# EXTRACTED TEXT:
********

Hate-filled content is reaching new audiences at lightning speed and has been linked with violence and killings from Sri Lanka to New Zealand and the United States. It is also used by extremist groups to recruit and radicalize people online.
Political leaders in some countries are adopting the slogans and ideas of these groups, demonizing the vulnerable and weakening the standards of decency in public discourse that have served us for decades.
In the face of this, we all – the United Nations, governments, the private sector, academia, civil society, the international community as a whole – need to step up. That is why I asked my Special Adviser for the Prevention of Genocide, Adama Dieng, to prepare the Strategy and Plan of Action on Hate Speech we are launching today in cooperation with a large number of UN entities.
This strategy aims to coordinate our efforts across the whole United Nations system, addressing the root causes of hate speech, and making our response more effective.

********

[Labeled box records]
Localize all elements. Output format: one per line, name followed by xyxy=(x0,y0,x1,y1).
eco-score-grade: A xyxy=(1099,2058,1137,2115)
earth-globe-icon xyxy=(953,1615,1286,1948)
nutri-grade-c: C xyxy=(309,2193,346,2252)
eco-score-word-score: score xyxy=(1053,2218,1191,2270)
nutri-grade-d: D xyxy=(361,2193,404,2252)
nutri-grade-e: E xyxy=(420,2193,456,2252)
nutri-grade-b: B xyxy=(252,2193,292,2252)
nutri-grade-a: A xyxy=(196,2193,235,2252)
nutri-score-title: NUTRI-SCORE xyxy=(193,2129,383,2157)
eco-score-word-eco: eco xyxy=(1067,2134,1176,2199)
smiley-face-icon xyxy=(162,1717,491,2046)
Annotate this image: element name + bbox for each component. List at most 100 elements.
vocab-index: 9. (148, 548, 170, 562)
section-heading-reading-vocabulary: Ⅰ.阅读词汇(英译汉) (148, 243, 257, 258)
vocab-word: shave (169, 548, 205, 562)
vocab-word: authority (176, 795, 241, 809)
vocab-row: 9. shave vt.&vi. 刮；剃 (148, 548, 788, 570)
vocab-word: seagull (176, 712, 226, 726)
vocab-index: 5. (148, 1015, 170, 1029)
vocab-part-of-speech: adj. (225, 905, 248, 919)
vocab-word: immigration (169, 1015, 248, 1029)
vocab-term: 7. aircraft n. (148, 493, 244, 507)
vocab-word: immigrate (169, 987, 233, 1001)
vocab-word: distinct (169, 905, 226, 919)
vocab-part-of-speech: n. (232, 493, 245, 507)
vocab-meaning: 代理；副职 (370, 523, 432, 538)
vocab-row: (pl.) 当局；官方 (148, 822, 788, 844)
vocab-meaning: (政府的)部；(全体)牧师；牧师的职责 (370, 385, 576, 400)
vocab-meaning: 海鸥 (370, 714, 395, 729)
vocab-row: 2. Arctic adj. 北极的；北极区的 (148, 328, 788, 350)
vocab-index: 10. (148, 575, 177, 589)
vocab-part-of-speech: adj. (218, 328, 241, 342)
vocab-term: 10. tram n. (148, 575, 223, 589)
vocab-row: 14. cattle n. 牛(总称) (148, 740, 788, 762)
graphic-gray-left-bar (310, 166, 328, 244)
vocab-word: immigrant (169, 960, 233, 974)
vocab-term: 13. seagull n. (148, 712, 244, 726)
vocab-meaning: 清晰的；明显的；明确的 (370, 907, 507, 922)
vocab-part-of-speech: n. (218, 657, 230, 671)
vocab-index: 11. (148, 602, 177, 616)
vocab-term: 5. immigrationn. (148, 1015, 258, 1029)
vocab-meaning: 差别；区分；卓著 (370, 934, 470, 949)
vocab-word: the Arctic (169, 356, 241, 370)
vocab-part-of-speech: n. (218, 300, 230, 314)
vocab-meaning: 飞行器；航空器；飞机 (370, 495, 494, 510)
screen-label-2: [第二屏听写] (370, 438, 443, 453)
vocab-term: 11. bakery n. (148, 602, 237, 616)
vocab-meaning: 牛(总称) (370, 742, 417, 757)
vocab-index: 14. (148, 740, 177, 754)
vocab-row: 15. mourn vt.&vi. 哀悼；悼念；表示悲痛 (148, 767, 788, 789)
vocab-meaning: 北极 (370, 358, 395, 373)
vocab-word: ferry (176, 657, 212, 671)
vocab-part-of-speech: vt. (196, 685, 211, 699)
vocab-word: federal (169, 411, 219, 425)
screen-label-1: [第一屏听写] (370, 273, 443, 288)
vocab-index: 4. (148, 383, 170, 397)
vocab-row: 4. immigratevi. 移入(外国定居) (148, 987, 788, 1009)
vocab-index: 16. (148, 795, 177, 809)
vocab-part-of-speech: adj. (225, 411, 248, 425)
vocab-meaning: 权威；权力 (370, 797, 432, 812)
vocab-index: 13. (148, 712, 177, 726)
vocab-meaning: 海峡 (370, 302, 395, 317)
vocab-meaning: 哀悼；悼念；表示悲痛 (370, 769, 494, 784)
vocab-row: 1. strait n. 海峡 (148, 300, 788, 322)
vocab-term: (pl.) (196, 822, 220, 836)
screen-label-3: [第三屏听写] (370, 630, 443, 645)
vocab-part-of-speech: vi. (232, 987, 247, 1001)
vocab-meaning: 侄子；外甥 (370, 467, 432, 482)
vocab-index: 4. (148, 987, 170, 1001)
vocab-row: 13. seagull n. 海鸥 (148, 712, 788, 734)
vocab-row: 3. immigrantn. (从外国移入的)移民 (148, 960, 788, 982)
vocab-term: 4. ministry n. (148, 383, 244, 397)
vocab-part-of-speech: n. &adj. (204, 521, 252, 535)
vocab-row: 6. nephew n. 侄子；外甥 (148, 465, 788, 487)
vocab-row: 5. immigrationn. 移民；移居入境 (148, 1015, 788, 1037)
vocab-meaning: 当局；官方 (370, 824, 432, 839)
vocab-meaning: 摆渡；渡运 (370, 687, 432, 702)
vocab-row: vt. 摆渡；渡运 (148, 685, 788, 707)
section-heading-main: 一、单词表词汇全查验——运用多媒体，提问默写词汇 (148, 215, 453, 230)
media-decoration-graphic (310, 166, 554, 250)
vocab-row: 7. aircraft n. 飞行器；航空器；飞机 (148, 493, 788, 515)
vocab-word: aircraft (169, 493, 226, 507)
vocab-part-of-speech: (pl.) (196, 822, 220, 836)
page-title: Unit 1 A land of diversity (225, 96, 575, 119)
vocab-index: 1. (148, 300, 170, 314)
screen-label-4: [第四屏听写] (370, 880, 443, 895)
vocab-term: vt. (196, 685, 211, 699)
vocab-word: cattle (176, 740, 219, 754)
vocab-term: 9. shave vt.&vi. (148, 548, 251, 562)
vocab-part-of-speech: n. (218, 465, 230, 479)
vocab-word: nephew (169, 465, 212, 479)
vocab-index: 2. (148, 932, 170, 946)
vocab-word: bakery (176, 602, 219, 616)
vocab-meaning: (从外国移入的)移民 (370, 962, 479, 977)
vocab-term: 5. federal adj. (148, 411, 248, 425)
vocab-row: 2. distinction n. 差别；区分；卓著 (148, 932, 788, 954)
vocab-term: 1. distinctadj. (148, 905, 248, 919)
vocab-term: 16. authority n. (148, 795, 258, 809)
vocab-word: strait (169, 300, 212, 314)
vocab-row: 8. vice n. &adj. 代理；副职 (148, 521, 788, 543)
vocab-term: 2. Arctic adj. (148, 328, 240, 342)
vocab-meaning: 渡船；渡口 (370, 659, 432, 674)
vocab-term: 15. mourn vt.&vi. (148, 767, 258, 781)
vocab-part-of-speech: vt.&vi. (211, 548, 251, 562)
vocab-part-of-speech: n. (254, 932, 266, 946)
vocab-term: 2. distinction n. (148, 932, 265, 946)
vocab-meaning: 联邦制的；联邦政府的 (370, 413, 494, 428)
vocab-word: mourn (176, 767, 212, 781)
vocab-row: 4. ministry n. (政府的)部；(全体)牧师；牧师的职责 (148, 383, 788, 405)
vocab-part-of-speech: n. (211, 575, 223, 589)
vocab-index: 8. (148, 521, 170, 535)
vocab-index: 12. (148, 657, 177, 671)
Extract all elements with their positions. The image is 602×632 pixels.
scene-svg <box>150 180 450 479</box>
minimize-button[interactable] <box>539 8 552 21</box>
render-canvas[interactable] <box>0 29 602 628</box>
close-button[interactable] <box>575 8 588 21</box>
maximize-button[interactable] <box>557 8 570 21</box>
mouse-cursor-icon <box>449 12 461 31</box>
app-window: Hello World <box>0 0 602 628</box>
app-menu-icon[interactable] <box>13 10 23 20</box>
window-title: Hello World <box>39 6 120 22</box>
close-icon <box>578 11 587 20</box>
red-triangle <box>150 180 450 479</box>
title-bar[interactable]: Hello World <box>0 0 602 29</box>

********

# WRITTEN EXERCISE 1:
In the statement on hate speech, who was asked to prepare the Strategy and Plan of Action on Hate Speech?
# WRITTEN EXERCISE 2:
Write what comes next in the statement on hate speech, starting after its final sentence.
This material can be left aside.

# EXERCISE OUTPUT 1:
Adama Dieng, the Special Adviser for the Prevention of Genocide.

# EXERCISE OUTPUT 2:
Many of our programmes to support implementation of the 2030 Agenda for Sustainable Development are already tackling hate speech, by promoting gender equality and human rights, and addressing discrimination of all kinds. But we need to speed up, strengthen and expand the reach of these activities, focused around a defined strategy so that they are as coordinated and as effective as possible.
The strategy includes actions for offices both at headquarters and in the field, and at national and global level. I have asked United Nations agencies and offices to prepare their
own plans, aligned with this Strategy and in coordination with my Special Envoy for the Prevention of Genocide.
Ladies and gentlemen of the media,
I would like to mention one aspect of this strategy that is particularly relevant to you.
All action aimed at addressing and confronting hate speech must be consistent with fundamental human rights.
The United Nations supports freedom of expression and opinion everywhere.
Addressing hate speech does not mean limiting or prohibiting freedom of speech. It means keeping hate speech from escalating into something more dangerous, particularly incitement to discrimination, hostility and violence, which is prohibited under international law.
We need to treat hate speech as we treat every malicious act: by condemning it, refusing to amplify it, countering it with the truth, and encouraging the perpetrators to change their behaviour.
This is clearly not something we can do alone.
We are counting on the support of governments, civil society, the private sector and in particular, you, the members of the media.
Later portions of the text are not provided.